What is needed
Determine how many lines hold "фондов" and give only that number.

Provided data
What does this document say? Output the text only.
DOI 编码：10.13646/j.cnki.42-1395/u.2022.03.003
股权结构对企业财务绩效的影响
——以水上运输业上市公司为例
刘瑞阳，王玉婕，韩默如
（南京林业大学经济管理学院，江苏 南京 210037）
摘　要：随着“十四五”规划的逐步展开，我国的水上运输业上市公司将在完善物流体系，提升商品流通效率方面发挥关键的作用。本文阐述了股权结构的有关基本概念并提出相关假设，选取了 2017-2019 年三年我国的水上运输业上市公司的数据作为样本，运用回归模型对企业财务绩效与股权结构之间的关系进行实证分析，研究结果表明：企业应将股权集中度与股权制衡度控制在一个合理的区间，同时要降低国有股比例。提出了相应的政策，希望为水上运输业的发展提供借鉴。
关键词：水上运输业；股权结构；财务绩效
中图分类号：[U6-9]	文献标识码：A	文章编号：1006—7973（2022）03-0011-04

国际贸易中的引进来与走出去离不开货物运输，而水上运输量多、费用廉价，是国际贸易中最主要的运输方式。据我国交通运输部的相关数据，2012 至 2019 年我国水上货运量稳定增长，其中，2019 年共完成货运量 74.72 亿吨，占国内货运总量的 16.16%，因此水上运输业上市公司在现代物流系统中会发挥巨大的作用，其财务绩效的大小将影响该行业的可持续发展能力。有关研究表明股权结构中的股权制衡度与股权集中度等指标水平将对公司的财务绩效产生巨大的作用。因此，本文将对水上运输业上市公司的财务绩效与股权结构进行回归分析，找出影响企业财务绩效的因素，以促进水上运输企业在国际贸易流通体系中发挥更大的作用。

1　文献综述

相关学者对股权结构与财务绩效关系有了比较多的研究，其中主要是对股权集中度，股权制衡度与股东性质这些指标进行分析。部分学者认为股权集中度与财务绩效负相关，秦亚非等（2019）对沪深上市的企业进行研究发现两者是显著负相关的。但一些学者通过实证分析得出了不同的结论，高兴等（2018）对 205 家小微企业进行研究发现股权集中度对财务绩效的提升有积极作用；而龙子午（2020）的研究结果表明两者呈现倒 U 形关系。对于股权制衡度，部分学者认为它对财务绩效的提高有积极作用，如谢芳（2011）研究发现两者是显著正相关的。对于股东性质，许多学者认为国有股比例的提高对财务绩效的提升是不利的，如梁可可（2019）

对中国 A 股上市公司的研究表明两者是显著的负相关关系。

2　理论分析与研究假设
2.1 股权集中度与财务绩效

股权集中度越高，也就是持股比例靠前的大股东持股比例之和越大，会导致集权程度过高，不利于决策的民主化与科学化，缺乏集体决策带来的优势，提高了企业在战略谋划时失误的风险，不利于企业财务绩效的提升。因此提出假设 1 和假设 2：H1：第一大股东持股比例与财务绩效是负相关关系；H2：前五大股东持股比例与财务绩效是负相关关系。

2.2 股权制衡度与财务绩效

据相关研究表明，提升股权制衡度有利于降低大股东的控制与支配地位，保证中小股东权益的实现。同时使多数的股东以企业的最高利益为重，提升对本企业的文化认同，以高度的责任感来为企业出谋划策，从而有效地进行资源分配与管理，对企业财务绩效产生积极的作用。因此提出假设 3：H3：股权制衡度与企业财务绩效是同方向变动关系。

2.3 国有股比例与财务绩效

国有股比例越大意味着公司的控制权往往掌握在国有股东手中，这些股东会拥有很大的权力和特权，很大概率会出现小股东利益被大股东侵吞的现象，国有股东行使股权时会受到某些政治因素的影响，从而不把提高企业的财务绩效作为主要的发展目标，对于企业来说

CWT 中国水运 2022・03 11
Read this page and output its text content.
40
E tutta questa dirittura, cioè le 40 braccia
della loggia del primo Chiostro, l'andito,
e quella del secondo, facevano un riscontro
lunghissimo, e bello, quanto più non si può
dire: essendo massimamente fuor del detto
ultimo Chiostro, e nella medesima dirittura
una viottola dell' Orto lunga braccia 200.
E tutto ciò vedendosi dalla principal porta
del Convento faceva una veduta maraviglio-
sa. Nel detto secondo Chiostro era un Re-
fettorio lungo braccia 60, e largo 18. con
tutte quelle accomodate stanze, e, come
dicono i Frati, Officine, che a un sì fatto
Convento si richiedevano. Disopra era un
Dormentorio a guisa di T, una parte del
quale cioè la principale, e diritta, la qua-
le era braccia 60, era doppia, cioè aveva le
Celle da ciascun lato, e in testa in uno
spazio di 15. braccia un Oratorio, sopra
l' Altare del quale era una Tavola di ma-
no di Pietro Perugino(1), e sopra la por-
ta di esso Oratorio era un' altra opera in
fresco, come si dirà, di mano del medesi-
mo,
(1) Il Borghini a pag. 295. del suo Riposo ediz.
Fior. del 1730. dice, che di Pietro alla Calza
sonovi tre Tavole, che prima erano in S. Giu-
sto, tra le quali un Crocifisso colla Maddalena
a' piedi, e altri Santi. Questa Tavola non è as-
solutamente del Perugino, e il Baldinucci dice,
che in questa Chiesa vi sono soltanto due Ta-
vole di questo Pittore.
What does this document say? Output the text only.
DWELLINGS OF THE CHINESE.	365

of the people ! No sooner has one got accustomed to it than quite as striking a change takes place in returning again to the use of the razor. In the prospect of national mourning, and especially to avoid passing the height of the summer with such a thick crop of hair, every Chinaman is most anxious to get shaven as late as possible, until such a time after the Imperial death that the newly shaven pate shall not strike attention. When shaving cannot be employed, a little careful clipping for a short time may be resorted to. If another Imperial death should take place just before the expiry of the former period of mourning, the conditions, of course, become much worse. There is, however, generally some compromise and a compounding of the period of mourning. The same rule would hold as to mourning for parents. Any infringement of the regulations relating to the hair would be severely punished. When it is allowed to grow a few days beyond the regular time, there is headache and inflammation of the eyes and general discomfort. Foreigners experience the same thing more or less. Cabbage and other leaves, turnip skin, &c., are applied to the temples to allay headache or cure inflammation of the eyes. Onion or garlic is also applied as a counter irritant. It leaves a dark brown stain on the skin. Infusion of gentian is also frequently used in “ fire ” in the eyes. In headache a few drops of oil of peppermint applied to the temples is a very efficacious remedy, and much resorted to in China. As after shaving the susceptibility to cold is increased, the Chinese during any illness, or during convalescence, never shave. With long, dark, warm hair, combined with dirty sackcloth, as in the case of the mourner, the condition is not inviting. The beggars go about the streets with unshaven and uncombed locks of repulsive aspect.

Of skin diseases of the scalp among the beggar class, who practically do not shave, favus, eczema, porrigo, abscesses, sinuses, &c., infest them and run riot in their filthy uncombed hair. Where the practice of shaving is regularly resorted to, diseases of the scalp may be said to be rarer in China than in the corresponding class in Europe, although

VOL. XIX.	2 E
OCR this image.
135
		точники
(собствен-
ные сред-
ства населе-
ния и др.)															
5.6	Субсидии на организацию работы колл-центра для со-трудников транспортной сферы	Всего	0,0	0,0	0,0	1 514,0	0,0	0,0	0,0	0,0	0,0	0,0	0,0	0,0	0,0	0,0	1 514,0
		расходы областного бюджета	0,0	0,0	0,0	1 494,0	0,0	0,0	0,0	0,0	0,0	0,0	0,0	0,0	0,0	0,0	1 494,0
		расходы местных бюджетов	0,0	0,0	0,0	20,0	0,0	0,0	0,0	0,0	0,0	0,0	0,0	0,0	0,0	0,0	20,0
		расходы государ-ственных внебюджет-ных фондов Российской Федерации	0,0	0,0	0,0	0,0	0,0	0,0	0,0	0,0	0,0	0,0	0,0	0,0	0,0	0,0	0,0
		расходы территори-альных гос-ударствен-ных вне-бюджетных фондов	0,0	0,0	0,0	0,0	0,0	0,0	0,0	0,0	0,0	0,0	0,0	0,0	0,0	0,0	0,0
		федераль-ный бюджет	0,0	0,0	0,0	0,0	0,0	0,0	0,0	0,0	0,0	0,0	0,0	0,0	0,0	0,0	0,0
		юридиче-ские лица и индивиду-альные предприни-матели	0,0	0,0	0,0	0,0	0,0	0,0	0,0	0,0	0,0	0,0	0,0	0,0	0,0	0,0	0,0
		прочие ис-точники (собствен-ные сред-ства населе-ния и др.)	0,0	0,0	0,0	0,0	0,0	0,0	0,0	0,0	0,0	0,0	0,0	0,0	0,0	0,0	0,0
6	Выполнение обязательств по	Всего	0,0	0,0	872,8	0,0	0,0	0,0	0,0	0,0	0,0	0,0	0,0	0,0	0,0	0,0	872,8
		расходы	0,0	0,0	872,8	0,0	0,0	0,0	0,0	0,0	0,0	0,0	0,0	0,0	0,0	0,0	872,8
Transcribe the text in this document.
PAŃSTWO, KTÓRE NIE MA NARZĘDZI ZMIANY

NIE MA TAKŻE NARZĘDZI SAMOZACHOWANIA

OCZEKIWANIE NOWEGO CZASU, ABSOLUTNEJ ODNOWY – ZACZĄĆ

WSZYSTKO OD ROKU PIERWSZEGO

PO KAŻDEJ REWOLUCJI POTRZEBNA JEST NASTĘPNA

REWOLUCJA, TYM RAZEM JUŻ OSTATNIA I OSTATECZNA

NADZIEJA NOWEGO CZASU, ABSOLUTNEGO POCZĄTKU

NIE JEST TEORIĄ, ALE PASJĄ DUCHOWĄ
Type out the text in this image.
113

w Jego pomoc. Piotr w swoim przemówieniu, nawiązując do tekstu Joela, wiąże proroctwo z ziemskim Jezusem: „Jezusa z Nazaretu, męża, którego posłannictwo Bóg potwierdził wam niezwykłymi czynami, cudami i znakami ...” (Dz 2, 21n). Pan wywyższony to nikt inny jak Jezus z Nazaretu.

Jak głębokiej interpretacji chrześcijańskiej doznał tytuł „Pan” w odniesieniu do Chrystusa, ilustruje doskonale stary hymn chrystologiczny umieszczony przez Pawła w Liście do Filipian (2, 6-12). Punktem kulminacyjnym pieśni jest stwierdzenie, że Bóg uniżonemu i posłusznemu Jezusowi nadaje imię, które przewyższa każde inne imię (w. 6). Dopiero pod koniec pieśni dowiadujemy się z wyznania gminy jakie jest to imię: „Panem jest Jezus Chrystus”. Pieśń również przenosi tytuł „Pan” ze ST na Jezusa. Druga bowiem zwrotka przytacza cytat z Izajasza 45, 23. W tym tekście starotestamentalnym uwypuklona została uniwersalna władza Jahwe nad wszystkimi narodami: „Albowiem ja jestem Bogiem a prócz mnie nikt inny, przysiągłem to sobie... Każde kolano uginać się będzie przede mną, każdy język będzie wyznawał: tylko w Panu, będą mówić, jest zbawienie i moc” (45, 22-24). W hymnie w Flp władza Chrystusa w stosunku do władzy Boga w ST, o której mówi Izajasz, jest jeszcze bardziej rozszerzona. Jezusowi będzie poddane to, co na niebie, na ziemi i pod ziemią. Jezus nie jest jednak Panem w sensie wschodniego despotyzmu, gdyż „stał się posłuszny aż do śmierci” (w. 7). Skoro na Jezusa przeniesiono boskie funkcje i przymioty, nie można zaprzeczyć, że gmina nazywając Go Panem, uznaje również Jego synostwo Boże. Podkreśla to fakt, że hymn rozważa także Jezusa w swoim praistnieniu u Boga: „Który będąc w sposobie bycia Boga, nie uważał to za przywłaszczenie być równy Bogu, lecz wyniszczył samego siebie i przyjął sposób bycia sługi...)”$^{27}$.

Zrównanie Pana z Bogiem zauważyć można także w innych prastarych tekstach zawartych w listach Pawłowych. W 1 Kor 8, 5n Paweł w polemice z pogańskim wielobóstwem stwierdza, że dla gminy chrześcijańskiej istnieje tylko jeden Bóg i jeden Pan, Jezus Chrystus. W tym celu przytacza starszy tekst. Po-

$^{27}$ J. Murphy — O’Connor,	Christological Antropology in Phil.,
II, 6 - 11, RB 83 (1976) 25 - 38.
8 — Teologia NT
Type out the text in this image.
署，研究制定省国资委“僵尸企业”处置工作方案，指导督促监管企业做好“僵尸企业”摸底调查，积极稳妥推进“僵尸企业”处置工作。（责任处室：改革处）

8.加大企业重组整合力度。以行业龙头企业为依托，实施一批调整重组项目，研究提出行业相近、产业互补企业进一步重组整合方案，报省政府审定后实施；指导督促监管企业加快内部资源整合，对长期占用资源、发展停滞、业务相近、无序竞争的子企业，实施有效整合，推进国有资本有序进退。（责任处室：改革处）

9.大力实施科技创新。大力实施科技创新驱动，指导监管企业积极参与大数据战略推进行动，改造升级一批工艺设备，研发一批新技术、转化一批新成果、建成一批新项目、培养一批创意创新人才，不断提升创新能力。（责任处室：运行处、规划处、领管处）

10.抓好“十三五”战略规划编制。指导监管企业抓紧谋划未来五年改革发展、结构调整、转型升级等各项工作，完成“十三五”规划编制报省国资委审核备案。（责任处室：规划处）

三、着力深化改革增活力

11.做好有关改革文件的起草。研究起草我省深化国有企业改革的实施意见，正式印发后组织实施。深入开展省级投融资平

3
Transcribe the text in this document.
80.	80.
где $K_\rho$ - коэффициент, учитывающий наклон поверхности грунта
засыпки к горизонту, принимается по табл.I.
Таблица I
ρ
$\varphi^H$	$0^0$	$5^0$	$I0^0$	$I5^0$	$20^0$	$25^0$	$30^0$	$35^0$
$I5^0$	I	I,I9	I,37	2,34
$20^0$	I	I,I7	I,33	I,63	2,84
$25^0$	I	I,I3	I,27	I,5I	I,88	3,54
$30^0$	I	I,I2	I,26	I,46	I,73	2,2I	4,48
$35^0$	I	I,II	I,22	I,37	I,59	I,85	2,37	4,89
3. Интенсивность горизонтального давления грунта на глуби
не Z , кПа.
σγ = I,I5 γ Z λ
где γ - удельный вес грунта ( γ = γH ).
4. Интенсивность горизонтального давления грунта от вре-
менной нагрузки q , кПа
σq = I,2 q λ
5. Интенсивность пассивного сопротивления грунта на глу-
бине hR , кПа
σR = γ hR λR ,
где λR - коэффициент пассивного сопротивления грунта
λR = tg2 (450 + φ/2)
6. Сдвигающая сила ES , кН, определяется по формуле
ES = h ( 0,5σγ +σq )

Full output
2